EXERCISE OBJECTIVE - Repeat every record below exactly as it appears.

DATASET EXCERPTS -
◆ ◆ ◆ ◆ ◆
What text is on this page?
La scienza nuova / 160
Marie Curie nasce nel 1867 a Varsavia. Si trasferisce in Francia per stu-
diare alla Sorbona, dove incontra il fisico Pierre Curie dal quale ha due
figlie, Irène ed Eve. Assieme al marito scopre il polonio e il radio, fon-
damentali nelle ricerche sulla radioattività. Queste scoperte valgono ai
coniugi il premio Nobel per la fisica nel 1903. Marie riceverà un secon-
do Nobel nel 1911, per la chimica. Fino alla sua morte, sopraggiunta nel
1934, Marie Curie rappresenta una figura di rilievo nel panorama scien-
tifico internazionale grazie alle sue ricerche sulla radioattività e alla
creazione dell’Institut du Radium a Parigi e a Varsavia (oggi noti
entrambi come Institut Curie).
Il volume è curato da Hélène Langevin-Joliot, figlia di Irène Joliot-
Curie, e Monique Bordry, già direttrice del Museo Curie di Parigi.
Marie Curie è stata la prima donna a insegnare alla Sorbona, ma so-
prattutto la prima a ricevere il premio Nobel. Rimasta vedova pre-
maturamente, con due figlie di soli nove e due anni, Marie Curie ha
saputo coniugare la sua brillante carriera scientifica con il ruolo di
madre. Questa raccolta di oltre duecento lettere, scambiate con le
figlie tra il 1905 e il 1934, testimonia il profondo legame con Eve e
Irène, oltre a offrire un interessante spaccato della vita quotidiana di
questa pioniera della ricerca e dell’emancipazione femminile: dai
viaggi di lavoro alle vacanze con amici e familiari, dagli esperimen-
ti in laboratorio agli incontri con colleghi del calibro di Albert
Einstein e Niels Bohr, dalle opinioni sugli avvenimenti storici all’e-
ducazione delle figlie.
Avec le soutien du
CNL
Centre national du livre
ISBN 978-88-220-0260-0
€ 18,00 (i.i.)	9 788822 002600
◆ ◆ ◆ ◆ ◆
RESULT OF THE EXERCISE -
What text is on this page?
La scienza nuova / 160
Marie Curie nasce nel 1867 a Varsavia. Si trasferisce in Francia per stu-
diare alla Sorbona, dove incontra il fisico Pierre Curie dal quale ha due
figlie, Irène ed Eve. Assieme al marito scopre il polonio e il radio, fon-
damentali nelle ricerche sulla radioattività. Queste scoperte valgono ai
coniugi il premio Nobel per la fisica nel 1903. Marie riceverà un secon-
do Nobel nel 1911, per la chimica. Fino alla sua morte, sopraggiunta nel
1934, Marie Curie rappresenta una figura di rilievo nel panorama scien-
tifico internazionale grazie alle sue ricerche sulla radioattività e alla
creazione dell’Institut du Radium a Parigi e a Varsavia (oggi noti
entrambi come Institut Curie).
Il volume è curato da Hélène Langevin-Joliot, figlia di Irène Joliot-
Curie, e Monique Bordry, già direttrice del Museo Curie di Parigi.
Marie Curie è stata la prima donna a insegnare alla Sorbona, ma so-
prattutto la prima a ricevere il premio Nobel. Rimasta vedova pre-
maturamente, con due figlie di soli nove e due anni, Marie Curie ha
saputo coniugare la sua brillante carriera scientifica con il ruolo di
madre. Questa raccolta di oltre duecento lettere, scambiate con le
figlie tra il 1905 e il 1934, testimonia il profondo legame con Eve e
Irène, oltre a offrire un interessante spaccato della vita quotidiana di
questa pioniera della ricerca e dell’emancipazione femminile: dai
viaggi di lavoro alle vacanze con amici e familiari, dagli esperimen-
ti in laboratorio agli incontri con colleghi del calibro di Albert
Einstein e Niels Bohr, dalle opinioni sugli avvenimenti storici all’e-
ducazione delle figlie.
Avec le soutien du
CNL
Centre national du livre
ISBN 978-88-220-0260-0
€ 18,00 (i.i.)	9 788822 002600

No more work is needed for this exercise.